» **What is being asked**
Every line in the listing is to be echoed verbatim.
━━━━━ Input material
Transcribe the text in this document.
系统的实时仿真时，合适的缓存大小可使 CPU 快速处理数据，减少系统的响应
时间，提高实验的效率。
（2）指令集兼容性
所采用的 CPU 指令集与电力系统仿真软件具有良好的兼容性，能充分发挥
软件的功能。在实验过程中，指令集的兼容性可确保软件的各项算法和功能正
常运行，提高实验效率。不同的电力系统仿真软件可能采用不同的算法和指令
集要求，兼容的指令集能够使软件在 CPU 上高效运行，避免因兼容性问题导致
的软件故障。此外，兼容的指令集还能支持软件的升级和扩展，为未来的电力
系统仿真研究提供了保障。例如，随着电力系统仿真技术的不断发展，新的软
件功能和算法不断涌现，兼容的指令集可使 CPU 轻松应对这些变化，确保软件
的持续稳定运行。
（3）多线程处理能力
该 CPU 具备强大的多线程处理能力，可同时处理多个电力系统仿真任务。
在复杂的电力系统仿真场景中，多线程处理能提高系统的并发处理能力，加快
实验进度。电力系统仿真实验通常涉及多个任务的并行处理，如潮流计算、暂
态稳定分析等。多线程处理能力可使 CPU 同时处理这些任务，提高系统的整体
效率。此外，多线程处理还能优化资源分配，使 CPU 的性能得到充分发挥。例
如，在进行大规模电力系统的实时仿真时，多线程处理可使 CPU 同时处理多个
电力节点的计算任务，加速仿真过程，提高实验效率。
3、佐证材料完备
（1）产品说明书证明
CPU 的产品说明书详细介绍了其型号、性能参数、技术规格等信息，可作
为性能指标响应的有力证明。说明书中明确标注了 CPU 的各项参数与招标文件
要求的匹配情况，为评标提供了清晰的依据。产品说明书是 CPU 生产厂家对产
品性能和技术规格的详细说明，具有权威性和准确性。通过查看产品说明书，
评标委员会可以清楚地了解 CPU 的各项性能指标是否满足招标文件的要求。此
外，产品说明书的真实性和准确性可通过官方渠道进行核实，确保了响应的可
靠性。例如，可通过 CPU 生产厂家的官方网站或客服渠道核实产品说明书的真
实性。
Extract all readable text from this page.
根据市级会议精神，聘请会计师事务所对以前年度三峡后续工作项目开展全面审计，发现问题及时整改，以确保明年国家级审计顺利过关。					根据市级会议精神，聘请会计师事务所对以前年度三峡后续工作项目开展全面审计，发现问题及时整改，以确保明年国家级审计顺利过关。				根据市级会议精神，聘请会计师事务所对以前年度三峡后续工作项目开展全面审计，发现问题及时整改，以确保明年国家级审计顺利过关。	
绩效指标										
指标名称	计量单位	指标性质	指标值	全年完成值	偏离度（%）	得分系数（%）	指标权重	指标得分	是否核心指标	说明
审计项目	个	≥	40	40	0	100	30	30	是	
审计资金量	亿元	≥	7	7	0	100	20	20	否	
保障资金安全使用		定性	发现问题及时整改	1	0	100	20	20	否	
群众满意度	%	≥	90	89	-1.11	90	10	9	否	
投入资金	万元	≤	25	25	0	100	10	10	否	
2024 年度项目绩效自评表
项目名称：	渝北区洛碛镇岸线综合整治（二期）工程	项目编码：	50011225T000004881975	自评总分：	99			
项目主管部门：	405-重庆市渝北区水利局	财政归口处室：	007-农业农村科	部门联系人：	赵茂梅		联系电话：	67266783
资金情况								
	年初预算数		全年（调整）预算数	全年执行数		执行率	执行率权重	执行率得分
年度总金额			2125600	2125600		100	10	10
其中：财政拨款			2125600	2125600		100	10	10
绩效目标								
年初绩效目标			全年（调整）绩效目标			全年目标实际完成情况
━━━━━━━━━━
» **Exercise answer**
Transcribe the text in this document.
系统的实时仿真时，合适的缓存大小可使 CPU 快速处理数据，减少系统的响应
时间，提高实验的效率。
（2）指令集兼容性
所采用的 CPU 指令集与电力系统仿真软件具有良好的兼容性，能充分发挥
软件的功能。在实验过程中，指令集的兼容性可确保软件的各项算法和功能正
常运行，提高实验效率。不同的电力系统仿真软件可能采用不同的算法和指令
集要求，兼容的指令集能够使软件在 CPU 上高效运行，避免因兼容性问题导致
的软件故障。此外，兼容的指令集还能支持软件的升级和扩展，为未来的电力
系统仿真研究提供了保障。例如，随着电力系统仿真技术的不断发展，新的软
件功能和算法不断涌现，兼容的指令集可使 CPU 轻松应对这些变化，确保软件
的持续稳定运行。
（3）多线程处理能力
该 CPU 具备强大的多线程处理能力，可同时处理多个电力系统仿真任务。
在复杂的电力系统仿真场景中，多线程处理能提高系统的并发处理能力，加快
实验进度。电力系统仿真实验通常涉及多个任务的并行处理，如潮流计算、暂
态稳定分析等。多线程处理能力可使 CPU 同时处理这些任务，提高系统的整体
效率。此外，多线程处理还能优化资源分配，使 CPU 的性能得到充分发挥。例
如，在进行大规模电力系统的实时仿真时，多线程处理可使 CPU 同时处理多个
电力节点的计算任务，加速仿真过程，提高实验效率。
3、佐证材料完备
（1）产品说明书证明
CPU 的产品说明书详细介绍了其型号、性能参数、技术规格等信息，可作
为性能指标响应的有力证明。说明书中明确标注了 CPU 的各项参数与招标文件
要求的匹配情况，为评标提供了清晰的依据。产品说明书是 CPU 生产厂家对产
品性能和技术规格的详细说明，具有权威性和准确性。通过查看产品说明书，
评标委员会可以清楚地了解 CPU 的各项性能指标是否满足招标文件的要求。此
外，产品说明书的真实性和准确性可通过官方渠道进行核实，确保了响应的可
靠性。例如，可通过 CPU 生产厂家的官方网站或客服渠道核实产品说明书的真
实性。
Extract all readable text from this page.
根据市级会议精神，聘请会计师事务所对以前年度三峡后续工作项目开展全面审计，发现问题及时整改，以确保明年国家级审计顺利过关。					根据市级会议精神，聘请会计师事务所对以前年度三峡后续工作项目开展全面审计，发现问题及时整改，以确保明年国家级审计顺利过关。				根据市级会议精神，聘请会计师事务所对以前年度三峡后续工作项目开展全面审计，发现问题及时整改，以确保明年国家级审计顺利过关。	
绩效指标										
指标名称	计量单位	指标性质	指标值	全年完成值	偏离度（%）	得分系数（%）	指标权重	指标得分	是否核心指标	说明
审计项目	个	≥	40	40	0	100	30	30	是	
审计资金量	亿元	≥	7	7	0	100	20	20	否	
保障资金安全使用		定性	发现问题及时整改	1	0	100	20	20	否	
群众满意度	%	≥	90	89	-1.11	90	10	9	否	
投入资金	万元	≤	25	25	0	100	10	10	否	
2024 年度项目绩效自评表
项目名称：	渝北区洛碛镇岸线综合整治（二期）工程	项目编码：	50011225T000004881975	自评总分：	99			
项目主管部门：	405-重庆市渝北区水利局	财政归口处室：	007-农业农村科	部门联系人：	赵茂梅		联系电话：	67266783
资金情况								
	年初预算数		全年（调整）预算数	全年执行数		执行率	执行率权重	执行率得分
年度总金额			2125600	2125600		100	10	10
其中：财政拨款			2125600	2125600		100	10	10
绩效目标								
年初绩效目标			全年（调整）绩效目标			全年目标实际完成情况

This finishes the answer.